◆ TRECHO SELECIONADO ◆
○ ○ ○ ○

O ministro Joaquim Barbosa, relator do processo do mensalão, votou hoje (20) pela condenação do ex-diretor de Marketing do Banco do Brasil Henrique Pizzolato e dos sócios da DNA Propaganda, Marcos Valério, Ramon Hollerbach e Cristiano Paz, por peculato. Barbosa entendeu que a apropriação de bônus de volume (bonificação repassada por veículos a agências de propaganda) pela DNA viola o contrato da empresa com o banco.
Segundo o MPF (Ministério Público Federal), Pizzolato e os sócios da DNA Propaganda desviaram R$ 2,9 milhões que seriam referentes a bônus de volume do Banco do Brasil. Incentivo dado por veículos de comunicação a agências de propaganda, o bônus seria, no contrato da DNA com o banco, de propriedade do contratante e deveria ter sido devolvido para a instituição financeira, afirma a procuradoria.
A denúncia alega que, dos R$ 2,9 milhões apropriados, apenas R$ 419 mil enquadravam-se no conceito de bônus de volume. O restante - R$ 2,5 milhões - se referiam a outros serviços subcontratados, sem ligação com a veiculação de propaganda em televisões, jornais e revistas. Para Barbosa, Pizzolato foi omisso ao não solicitar a devolução dos valores.
"O réu Henrique Pizzolato (...) permitiu o desvio de valores em proveito particular da DNA Propaganda. E não se tratava de um funcionário qualquer. Era o diretor de Marketing do Banco do Brasil", afirmou. "A apropriação do dinheiro público foi perpetrada por omissão do então diretor de Marketing, a qual foi comprovadamente dolosa", sustentou.

○ ○ ○ ○

◆ REGISTROS DE DADOS ◆
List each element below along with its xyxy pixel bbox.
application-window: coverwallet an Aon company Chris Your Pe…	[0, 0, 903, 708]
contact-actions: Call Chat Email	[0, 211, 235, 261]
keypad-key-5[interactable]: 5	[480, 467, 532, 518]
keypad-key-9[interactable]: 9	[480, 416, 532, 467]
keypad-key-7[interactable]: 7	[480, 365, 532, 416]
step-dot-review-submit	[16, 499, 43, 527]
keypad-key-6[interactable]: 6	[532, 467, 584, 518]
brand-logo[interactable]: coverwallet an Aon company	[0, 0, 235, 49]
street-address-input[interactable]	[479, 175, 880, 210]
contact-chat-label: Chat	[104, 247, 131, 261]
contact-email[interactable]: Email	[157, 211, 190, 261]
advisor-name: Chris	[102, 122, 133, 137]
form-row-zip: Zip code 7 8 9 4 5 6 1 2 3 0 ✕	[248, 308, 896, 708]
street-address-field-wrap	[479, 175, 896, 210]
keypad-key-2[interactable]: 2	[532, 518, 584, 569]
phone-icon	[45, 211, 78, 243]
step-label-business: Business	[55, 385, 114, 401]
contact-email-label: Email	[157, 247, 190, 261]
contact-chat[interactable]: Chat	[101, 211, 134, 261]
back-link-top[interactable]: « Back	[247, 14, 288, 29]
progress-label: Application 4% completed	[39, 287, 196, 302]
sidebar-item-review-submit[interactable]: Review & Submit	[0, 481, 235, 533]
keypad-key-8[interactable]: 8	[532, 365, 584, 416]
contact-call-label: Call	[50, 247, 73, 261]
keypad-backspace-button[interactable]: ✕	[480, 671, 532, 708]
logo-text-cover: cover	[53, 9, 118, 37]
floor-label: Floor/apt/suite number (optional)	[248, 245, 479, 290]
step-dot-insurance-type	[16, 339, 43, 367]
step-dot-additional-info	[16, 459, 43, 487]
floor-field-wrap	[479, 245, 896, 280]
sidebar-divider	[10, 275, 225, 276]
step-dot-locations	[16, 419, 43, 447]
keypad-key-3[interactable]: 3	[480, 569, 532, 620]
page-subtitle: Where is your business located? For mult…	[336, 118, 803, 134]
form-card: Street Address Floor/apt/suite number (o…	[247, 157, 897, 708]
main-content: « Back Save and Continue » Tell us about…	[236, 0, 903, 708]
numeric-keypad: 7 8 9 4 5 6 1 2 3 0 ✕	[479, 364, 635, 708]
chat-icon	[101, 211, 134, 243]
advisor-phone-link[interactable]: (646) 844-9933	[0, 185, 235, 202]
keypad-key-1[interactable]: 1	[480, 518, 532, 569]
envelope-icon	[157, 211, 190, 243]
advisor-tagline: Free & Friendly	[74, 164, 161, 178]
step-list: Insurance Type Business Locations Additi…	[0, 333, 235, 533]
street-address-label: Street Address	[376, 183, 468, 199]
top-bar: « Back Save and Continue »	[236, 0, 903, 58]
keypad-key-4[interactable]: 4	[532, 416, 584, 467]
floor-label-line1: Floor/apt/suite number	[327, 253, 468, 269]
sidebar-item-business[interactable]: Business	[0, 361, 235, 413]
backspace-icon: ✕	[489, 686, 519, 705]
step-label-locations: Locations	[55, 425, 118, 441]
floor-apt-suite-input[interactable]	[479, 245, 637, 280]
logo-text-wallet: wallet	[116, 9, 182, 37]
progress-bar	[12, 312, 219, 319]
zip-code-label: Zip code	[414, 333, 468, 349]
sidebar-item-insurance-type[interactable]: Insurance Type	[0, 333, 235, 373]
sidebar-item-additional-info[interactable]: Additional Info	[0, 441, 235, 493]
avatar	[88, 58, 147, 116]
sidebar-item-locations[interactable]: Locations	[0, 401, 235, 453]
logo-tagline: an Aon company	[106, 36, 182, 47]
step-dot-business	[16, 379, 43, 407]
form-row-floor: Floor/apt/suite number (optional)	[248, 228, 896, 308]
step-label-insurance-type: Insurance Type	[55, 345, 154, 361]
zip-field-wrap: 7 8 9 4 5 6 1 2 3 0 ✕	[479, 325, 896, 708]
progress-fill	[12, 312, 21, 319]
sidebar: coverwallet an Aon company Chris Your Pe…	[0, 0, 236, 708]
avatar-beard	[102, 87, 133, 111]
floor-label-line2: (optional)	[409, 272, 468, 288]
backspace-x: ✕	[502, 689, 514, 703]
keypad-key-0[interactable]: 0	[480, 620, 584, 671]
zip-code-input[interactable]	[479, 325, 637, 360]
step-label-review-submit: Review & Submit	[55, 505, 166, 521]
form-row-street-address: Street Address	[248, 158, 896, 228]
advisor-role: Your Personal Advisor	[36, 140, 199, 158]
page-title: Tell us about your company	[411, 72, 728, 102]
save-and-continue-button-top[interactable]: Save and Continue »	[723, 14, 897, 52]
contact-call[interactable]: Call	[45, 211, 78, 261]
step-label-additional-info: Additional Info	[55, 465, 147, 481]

○ ○ ○ ○

◆ TAREFA 1 ◆
Responda com base no trecho sobre o voto no mensalão:
(a) Que cargo no Banco do Brasil Henrique Pizzolato havia ocupado?
(b) Segundo o MPF, qual valor foi desviado por Pizzolato e pelos sócios da DNA Propaganda?
(c) De acordo com a denúncia, quanto do valor apropriado se enquadrava no conceito de bônus de volume?
◆ TAREFA 2 ◆
Prossiga o trecho sobre o voto de Joaquim Barbosa no mensalão a partir da última frase apresentada.
Os registros são material à parte, sem relação com o trecho.

◆ RESPOSTA 1 ◆
(a) Diretor de Marketing do Banco do Brasil.
(b) R$ 2,9 milhões.
(c) Apenas R$ 419 mil.

◆ RESPOSTA 2 ◆
Barbosa lembrou que era o Banco do Brasil quem lidava diretamente com os veículos de comunicação para a veiculação de propagandas, sendo a DNA Propaganda apenas a intermediária do pagamento. "Era o Banco do Brasil e não a agência de publicidade que negociava a compra de mídia. Negociava e obtinha os descontos. A agência apenas negociava o pagamento, como afirmou o próprio Henrique Pizzolato em depoimento", disse.
O relator ressaltou que a apropriação ilegal de recursos do Banco do Brasil pelo grupo de Marcos Valério ocorreu na mesma época em que os sócios contratavam empréstimos fraudulentos junto aos bancos Rural e BMG. "Os fatos não foram praticados de maneira estanque, mas sim concomitantemente", disse, sugerindo que os empréstimos eram uma forma de encobrir valores ilícitos.
"Anota-se que os acusados sequer tinham capacidade financeira para realizar empréstimos com valores tão elevados. (...) Isso é mais uma evidência de que os acusados estavam efetivamente participando de um esquema de desvio de recursos públicos. No caso agora em julgamento, os sócios se apropriaram de recursos concernentes ao bônus de volume, violando o contrato firmado com o Banco do Brasil com a conivência do responsável pelo contrato", concluiu.